--- Exercise description ---
Return the material word for word. Do not include the pictures.

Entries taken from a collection
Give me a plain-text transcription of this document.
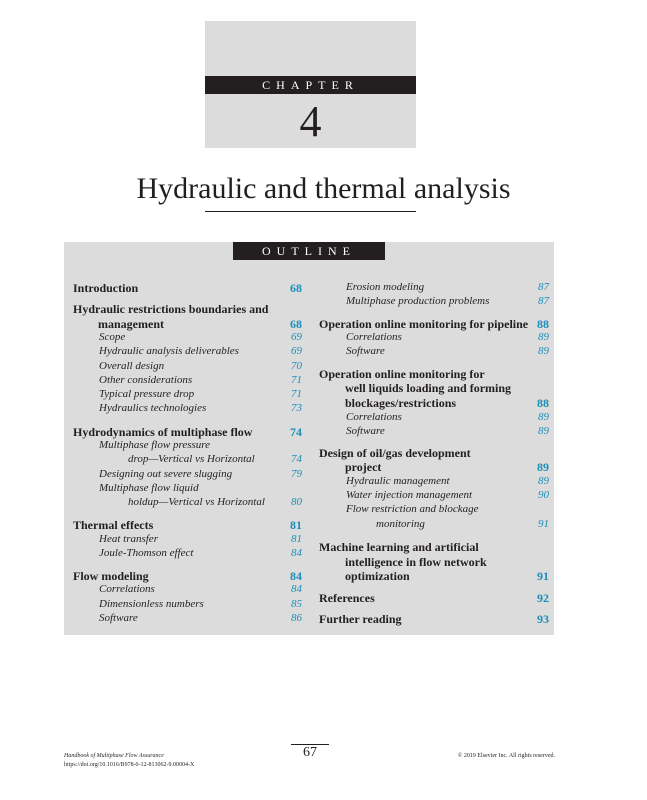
CHAPTER
4
Hydraulic and thermal analysis
OUTLINE
Introduction	68
Hydraulic restrictions boundaries and
management	68
Scope	69
Hydraulic analysis deliverables	69
Overall design	70
Other considerations	71
Typical pressure drop	71
Hydraulics technologies	73
Hydrodynamics of multiphase flow	74
Multiphase flow pressure
drop—Vertical vs Horizontal	74
Designing out severe slugging	79
Multiphase flow liquid
holdup—Vertical vs Horizontal	80
Thermal effects	81
Heat transfer	81
Joule-Thomson effect	84
Flow modeling	84
Correlations	84
Dimensionless numbers	85
Software	86
Erosion modeling	87
Multiphase production problems	87
Operation online monitoring for pipeline 88
Correlations	89
Software	89
Operation online monitoring for
well liquids loading and forming
blockages/restrictions	88
Correlations	89
Software	89
Design of oil/gas development
project	89
Hydraulic management	89
Water injection management	90
Flow restriction and blockage
monitoring	91
Machine learning and artificial
intelligence in flow network
optimization	91
References	92
Further reading	93
67
Handbook of Multiphase Flow Assurance
https://doi.org/10.1016/B978-0-12-813062-9.00004-X
© 2019 Elsevier Inc. All rights reserved.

--- Solution to this exercise ---
Give me a plain-text transcription of this document.
CHAPTER
4
Hydraulic and thermal analysis
OUTLINE
Introduction	68
Hydraulic restrictions boundaries and
management	68
Scope	69
Hydraulic analysis deliverables	69
Overall design	70
Other considerations	71
Typical pressure drop	71
Hydraulics technologies	73
Hydrodynamics of multiphase flow	74
Multiphase flow pressure
drop—Vertical vs Horizontal	74
Designing out severe slugging	79
Multiphase flow liquid
holdup—Vertical vs Horizontal	80
Thermal effects	81
Heat transfer	81
Joule-Thomson effect	84
Flow modeling	84
Correlations	84
Dimensionless numbers	85
Software	86
Erosion modeling	87
Multiphase production problems	87
Operation online monitoring for pipeline 88
Correlations	89
Software	89
Operation online monitoring for
well liquids loading and forming
blockages/restrictions	88
Correlations	89
Software	89
Design of oil/gas development
project	89
Hydraulic management	89
Water injection management	90
Flow restriction and blockage
monitoring	91
Machine learning and artificial
intelligence in flow network
optimization	91
References	92
Further reading	93
67
Handbook of Multiphase Flow Assurance
https://doi.org/10.1016/B978-0-12-813062-9.00004-X
© 2019 Elsevier Inc. All rights reserved.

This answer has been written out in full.